→ What is needed
Below is a block of records. Copy every line in it that contains the word "color".

Stored dataset items:
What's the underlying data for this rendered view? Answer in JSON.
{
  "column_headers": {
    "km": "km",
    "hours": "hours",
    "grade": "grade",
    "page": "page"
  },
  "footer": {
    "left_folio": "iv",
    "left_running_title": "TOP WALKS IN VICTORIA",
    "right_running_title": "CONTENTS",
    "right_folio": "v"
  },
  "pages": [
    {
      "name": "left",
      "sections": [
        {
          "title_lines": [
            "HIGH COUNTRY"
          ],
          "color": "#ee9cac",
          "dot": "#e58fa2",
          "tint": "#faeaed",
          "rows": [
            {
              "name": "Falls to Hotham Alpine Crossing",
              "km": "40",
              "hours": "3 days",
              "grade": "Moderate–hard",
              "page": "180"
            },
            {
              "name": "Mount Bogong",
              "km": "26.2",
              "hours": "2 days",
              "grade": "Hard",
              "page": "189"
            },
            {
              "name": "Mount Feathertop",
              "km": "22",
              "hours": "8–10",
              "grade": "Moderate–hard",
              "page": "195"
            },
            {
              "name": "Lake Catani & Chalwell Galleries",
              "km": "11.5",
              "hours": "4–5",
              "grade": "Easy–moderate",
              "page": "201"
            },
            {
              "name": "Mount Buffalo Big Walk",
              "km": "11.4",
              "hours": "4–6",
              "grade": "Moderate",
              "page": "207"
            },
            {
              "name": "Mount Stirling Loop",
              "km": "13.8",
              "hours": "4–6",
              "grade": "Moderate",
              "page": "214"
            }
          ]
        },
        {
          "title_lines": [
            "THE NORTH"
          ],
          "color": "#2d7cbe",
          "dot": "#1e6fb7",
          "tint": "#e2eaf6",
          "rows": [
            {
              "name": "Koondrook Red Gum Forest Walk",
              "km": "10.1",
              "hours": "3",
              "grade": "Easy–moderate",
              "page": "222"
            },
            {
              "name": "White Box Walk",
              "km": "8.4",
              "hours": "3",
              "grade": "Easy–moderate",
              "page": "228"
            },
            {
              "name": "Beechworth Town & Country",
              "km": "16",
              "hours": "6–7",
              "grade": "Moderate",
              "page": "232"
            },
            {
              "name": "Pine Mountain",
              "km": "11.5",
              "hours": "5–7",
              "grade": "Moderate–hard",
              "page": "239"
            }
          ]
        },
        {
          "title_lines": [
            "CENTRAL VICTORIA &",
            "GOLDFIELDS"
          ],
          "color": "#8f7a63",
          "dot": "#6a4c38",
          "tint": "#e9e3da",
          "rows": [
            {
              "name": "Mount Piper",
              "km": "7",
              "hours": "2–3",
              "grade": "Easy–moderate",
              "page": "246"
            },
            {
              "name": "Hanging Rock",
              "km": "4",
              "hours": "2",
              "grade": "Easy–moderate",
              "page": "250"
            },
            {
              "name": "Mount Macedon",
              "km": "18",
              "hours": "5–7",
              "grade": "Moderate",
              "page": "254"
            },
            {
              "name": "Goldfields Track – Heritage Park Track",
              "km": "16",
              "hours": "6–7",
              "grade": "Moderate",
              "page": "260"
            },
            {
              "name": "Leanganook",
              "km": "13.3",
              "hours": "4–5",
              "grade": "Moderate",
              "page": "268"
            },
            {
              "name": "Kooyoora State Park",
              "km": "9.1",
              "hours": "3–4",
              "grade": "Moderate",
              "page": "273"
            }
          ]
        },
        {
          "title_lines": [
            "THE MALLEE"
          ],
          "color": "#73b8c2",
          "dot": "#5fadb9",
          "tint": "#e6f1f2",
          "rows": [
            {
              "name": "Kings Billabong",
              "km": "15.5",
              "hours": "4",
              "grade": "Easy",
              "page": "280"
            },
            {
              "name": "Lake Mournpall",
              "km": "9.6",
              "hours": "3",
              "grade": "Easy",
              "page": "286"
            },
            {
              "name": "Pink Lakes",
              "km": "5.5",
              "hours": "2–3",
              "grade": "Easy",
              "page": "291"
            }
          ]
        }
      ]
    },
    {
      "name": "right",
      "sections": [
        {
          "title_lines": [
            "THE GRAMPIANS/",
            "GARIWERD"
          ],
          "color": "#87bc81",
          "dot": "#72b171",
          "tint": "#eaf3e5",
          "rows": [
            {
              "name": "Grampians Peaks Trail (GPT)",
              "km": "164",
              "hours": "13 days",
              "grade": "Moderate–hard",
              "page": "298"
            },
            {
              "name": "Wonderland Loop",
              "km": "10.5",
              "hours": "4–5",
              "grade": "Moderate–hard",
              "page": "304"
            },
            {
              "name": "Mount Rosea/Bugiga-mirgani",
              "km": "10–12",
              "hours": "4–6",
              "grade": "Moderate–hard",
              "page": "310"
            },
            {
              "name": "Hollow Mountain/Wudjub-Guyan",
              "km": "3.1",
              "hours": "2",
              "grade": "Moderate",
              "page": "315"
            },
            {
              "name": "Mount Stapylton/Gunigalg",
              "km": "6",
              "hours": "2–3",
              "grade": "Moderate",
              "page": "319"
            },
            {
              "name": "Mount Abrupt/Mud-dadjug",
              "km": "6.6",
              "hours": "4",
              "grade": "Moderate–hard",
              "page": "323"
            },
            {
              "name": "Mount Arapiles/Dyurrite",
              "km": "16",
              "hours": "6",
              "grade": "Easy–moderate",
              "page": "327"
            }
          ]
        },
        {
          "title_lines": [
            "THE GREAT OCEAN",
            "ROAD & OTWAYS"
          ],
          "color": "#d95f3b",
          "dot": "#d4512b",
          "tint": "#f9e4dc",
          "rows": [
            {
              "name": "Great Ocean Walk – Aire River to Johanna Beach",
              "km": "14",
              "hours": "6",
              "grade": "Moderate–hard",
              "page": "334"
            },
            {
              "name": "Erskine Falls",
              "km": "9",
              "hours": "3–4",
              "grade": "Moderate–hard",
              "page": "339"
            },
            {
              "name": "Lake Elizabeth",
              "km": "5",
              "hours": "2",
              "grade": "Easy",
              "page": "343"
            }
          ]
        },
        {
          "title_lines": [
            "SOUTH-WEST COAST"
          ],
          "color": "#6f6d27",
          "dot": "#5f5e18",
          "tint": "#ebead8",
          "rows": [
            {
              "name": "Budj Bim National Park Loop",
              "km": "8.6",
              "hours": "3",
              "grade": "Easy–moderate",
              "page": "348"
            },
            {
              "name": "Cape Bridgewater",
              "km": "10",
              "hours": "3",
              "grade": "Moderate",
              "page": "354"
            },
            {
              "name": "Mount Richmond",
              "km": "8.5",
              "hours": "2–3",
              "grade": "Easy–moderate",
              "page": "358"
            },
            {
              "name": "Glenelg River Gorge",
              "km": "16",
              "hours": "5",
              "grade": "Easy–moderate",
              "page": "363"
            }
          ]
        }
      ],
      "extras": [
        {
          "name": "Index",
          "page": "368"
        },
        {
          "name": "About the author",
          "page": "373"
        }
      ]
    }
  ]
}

→ Response to this task
          "color": "#ee9cac",
          "color": "#2d7cbe",
          "color": "#8f7a63",
          "color": "#73b8c2",
          "color": "#87bc81",
          "color": "#d95f3b",
          "color": "#6f6d27",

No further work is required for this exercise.